> **Listed records**:

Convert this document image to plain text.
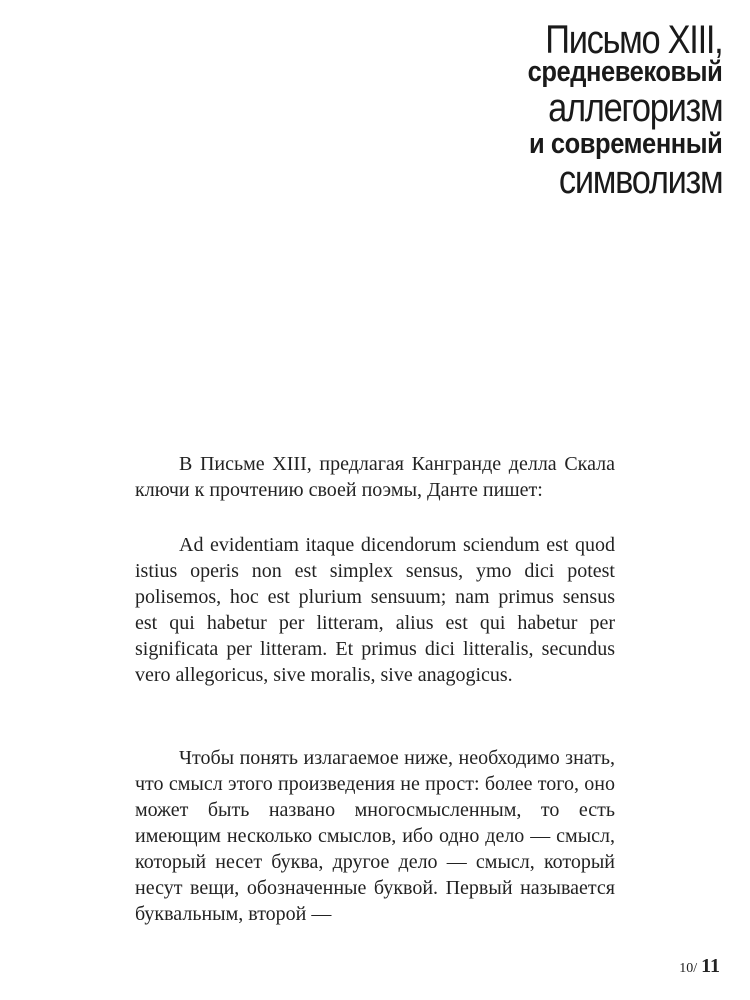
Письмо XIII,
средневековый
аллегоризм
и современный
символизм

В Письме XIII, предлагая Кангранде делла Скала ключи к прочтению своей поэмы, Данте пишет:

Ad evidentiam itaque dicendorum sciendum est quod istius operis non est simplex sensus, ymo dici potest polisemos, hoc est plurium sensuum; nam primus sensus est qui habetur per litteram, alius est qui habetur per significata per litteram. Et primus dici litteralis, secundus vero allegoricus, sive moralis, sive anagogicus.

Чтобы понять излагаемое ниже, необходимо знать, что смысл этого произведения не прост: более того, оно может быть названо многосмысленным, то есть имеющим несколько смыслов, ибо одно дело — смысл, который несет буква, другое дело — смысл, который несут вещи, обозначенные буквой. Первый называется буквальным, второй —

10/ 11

* * *

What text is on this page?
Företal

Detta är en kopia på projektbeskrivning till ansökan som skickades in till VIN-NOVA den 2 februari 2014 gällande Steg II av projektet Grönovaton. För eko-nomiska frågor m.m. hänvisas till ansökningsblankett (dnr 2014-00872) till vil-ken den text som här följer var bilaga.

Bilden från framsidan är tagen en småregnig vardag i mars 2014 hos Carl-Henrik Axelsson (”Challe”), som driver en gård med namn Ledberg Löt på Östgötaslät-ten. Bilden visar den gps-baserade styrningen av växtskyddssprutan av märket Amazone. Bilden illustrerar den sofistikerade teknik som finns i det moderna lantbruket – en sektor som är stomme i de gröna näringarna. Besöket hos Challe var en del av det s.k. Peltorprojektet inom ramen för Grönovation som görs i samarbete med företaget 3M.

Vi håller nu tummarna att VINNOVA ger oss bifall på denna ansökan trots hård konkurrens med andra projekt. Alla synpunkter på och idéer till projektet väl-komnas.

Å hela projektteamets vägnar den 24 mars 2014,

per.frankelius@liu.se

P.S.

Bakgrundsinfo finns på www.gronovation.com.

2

> **Exercise task**:
Locate and copy each line in the data above that includes the word "XIII".

> **Answer to this task**:
Письмо XIII,
В Письме XIII, предлагая Кангранде делла Скала ключи к прочтению своей поэмы, Данте пишет:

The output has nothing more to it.